(Rows from a figure dataset)
________________________________________

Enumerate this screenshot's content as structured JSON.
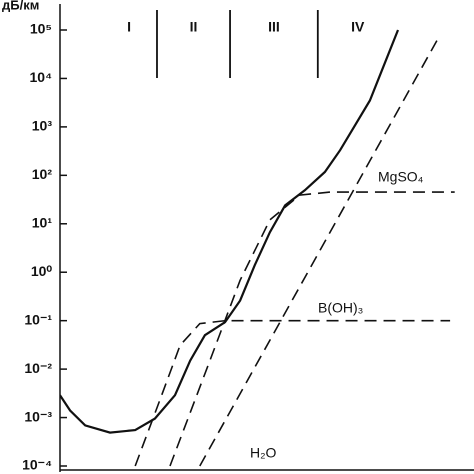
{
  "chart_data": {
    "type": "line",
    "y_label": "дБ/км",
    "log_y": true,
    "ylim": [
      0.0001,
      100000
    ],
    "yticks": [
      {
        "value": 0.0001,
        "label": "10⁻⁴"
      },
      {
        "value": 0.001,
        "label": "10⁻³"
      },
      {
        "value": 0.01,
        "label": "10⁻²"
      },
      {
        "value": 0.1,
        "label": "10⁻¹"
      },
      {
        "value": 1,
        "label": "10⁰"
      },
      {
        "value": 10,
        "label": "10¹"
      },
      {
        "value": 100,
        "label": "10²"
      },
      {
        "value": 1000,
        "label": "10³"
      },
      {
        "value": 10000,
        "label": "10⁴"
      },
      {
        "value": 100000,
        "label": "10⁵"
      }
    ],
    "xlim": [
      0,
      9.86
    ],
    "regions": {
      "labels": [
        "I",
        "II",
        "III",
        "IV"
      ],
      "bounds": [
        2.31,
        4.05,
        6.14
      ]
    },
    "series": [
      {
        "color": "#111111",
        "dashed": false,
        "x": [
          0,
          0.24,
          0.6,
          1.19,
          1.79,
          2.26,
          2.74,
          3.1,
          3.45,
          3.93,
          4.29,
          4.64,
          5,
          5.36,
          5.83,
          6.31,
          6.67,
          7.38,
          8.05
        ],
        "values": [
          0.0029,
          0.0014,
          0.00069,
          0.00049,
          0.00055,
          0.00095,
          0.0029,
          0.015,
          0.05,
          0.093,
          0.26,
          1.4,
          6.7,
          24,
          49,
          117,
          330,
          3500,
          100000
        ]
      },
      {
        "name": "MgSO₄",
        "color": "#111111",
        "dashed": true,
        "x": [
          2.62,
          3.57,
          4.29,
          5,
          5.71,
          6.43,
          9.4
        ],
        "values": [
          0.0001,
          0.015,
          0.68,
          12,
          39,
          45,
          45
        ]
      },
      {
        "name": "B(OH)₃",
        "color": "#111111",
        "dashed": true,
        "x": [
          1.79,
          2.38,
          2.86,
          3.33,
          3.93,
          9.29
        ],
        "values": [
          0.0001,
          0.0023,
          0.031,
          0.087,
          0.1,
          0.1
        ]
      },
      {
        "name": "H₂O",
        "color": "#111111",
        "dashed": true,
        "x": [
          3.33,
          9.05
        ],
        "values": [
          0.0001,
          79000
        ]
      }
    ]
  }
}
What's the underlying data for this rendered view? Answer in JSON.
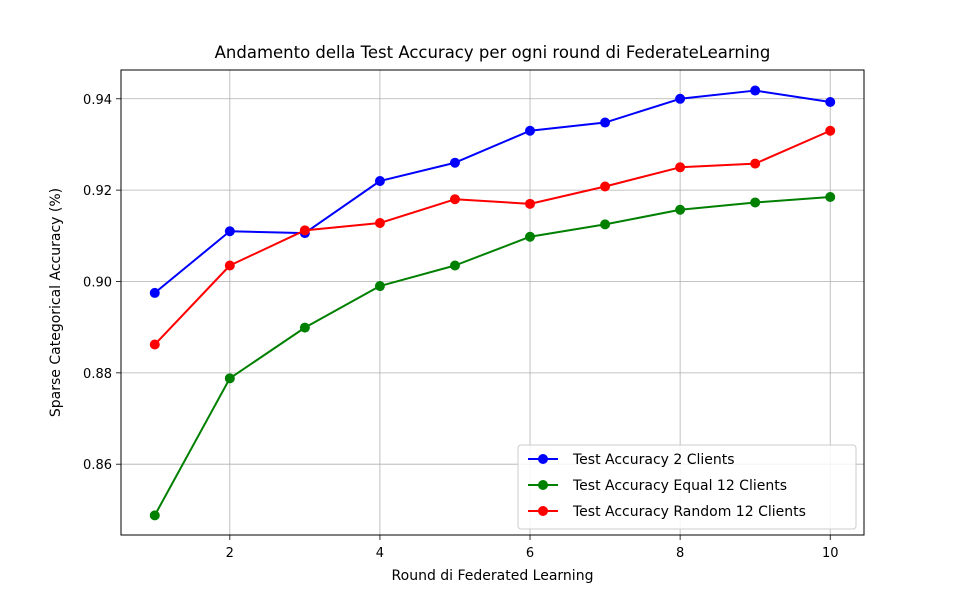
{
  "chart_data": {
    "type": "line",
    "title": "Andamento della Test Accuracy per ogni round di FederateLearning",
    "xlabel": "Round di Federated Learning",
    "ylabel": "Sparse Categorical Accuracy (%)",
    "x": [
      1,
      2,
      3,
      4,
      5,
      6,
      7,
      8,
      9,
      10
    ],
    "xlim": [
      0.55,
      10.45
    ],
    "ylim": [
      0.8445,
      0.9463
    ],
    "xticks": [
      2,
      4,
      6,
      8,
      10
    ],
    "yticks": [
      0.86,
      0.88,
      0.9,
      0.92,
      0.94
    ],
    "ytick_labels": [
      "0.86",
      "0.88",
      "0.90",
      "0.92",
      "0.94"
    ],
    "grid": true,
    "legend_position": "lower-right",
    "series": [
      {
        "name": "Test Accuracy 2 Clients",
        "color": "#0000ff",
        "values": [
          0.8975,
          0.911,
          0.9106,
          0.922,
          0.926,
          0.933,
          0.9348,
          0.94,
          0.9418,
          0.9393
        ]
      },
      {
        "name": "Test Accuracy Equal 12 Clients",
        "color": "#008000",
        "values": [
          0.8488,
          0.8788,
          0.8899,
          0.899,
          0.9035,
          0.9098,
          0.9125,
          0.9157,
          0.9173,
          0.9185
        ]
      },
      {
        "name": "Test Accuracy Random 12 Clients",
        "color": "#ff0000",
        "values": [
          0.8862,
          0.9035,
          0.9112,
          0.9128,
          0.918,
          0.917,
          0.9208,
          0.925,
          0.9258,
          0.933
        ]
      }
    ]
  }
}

________________________________________

→ **What needs to be done**:
Pick out and copy the lines of the entries that hold the string "this".

→ **Full answer**:
Enumerate this screenshot's content as structured JSON.
What's the underlying data for this rendered view? Answer in JSON.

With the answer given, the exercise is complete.